IT用語の「ローカライズ(L10n)」とは?翻訳との違いなどをわかりやすく解説!

ソフトウェアやWebサービス、アプリ開発の現場では、「ローカライズ(localization)」という言葉をよく耳にします。

でも、「ローカライズって結局なに?」「翻訳とどう違うの?」「具体的に何をするの?」と思ったことがある方も多いのではないでしょうか?

この記事では、IT分野でよく使われる「ローカライズ」という言葉について、以下の内容をわかりやすく解説します。

  • ローカライズとは?
    • L10nとは?
  • ローカライズの例
  • ローカライズと翻訳の違い
  • L10nとi18nの違い

ローカライズとは?

ローカライズ(localization)とは、ソフトウェアやアプリ、Webサイトなどの製品を「他の国や地域でも使いやすくするために調整する作業」のことです。

単なる「翻訳(Translation)」とは違い、言葉の意味だけでなく、その国の文化や使い方に合うように調整するのがポイントです。例えば、こんなものを調整します。

  • 表記言語(英語→日本語 など)
  • 日付や時間のフォーマット(MM/DD/YYYY → YYYY年MM月DD日)
  • 時刻の形式(12時間制・24時間制)
  • 通貨の表示($100 → 100円)
  • カレンダーの形式(西暦・和暦など)

L10nとは?

ローカライズは「L10n(エル・テン・エヌ)」と略されることがあります。これは「Localization」の「L」と「n」の間に10文字あるためです。

LocalizationL + 10文字 + nL10n

ローカライズの例

ここでは、実際に使われているIT用語のローカライズ例を見てみましょう。

英語ローカライズ後(日本語)備考
Sign in / Log inログイン「サインイン」はあまり使われない
Log out / Sign outログアウト同上
Bugバグ、不具合状況により「不具合」のほうが丁寧
Repositoryリポジトリ技術者に馴染みあり。「保管場所」と訳すと不自然
Fetch取得fetch APIなどでは「取得」が一般的
Commitコミット(Git用語)意味的には「確定」だが、カタカナの方が自然
Issue課題、イシュー場面によって言い換えが必要

このように、「単に訳す」のではなくて「読者が理解しやすい」ように調整するのがローカライズのポイントです。

ローカライズと翻訳の違い

項目翻訳(Translation)ローカライズ(Localization)
定義単語や文章を別の言語に変換すること言語だけでなく、文化や習慣に合わせて調整すること
対象単語や文章の変換UI・UX・レイアウト・フォーマットなども含む
Sign in →「サインイン」Sign in →「ログイン」
優先度正確性を重視使いやすさ・わかりやすさを重視
使用場面マニュアル、契約書などWebサイト、アプリ、ゲーム、システムの画面など

翻訳が「言葉の変換」が目的なのに対して、ローカライズは「ユーザーにとって自然な表現に整えること」が目的です。

L10nとi18nの違い

ローカライズとよく一緒に登場する言葉に「i18n(アイ・エイティーン・エヌ)」があります。これは「internationalization(国際化)」の略で、先頭の「i」と末尾の「n」の間に18文字あることから、i18nと表記されます。i18n(国際化)は、製品やサービスを多言語対応・多文化対応にできるように設計することを意味します。

- **課題文**
ローカライズの解説記事の「このように、「単に訳す」ので」から「in →「サインイン」Sign in →「ログイン」」までを含む部分について、「ローカライズ」を「ローカリゼーション」に置き換えて書き写してください。 この記録は別の出典から取ったものである。

文書構造認識データ
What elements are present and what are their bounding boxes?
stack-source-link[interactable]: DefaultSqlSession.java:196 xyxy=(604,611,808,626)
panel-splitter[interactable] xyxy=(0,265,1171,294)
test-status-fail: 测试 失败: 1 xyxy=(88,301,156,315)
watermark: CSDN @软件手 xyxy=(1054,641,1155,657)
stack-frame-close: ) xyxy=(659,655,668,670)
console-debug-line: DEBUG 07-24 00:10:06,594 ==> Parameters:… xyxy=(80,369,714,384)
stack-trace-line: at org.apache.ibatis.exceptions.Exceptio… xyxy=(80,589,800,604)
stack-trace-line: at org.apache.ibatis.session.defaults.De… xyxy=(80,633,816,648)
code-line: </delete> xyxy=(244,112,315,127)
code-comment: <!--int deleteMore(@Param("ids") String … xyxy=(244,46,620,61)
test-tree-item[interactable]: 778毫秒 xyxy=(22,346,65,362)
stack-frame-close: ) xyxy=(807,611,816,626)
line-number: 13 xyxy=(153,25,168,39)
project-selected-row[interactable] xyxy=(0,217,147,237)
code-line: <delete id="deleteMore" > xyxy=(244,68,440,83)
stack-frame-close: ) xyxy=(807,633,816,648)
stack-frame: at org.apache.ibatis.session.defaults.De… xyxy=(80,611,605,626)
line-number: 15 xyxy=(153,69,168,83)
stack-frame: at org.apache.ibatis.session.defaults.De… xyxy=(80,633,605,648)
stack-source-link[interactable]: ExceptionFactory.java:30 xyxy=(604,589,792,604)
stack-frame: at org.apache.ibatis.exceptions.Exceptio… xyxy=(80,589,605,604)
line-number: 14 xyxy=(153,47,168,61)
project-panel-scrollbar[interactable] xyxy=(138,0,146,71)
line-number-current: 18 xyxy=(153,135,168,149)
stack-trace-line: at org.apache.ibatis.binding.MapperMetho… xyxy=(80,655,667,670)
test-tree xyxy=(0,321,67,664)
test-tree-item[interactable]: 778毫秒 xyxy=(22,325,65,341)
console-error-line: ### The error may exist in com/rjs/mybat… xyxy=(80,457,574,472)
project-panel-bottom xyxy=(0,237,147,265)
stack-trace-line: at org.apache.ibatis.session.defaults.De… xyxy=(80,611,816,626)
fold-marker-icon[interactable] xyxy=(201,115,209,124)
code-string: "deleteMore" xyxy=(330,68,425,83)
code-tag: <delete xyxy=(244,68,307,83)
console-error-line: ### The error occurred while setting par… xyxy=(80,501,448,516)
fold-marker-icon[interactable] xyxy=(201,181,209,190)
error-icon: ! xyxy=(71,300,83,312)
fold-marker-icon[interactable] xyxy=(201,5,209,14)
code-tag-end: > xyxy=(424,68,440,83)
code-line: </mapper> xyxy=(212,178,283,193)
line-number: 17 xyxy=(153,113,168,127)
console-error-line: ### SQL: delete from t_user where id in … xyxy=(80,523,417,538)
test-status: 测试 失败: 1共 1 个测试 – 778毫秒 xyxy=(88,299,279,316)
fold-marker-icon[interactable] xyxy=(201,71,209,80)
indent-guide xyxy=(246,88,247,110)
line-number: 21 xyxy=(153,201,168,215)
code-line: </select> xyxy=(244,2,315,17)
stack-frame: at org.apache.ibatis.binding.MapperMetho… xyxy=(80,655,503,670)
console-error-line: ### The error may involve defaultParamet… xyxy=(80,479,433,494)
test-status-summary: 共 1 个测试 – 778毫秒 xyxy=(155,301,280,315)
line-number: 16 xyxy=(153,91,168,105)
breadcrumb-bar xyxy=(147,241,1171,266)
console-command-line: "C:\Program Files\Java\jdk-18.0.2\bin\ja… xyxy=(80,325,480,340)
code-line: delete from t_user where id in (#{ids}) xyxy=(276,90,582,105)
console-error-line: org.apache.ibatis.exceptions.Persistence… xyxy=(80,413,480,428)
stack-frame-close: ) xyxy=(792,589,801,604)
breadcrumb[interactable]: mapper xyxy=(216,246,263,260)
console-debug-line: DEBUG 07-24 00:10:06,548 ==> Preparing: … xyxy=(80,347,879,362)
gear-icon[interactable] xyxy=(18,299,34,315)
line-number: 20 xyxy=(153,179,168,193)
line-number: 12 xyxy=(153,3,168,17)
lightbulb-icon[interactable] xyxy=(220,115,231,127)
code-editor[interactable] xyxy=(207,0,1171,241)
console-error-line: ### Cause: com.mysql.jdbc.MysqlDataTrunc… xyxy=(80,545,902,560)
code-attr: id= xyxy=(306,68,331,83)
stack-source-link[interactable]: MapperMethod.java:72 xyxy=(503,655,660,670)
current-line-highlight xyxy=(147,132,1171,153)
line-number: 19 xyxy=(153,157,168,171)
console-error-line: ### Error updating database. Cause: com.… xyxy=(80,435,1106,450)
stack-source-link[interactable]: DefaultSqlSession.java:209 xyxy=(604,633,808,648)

- **課題の結果**
このように、「単に訳す」のではなくて「読者が理解しやすい」ように調整するのがローカリゼーションのポイントです。

ローカリゼーションと翻訳の違い

項目翻訳(Translation)ローカリゼーション(Localization)
定義単語や文章を別の言語に変換すること言語だけでなく、文化や習慣に合わせて調整すること
対象単語や文章の変換UI・UX・レイアウト・フォーマットなども含む
Sign in →「サインイン」Sign in →「ログイン」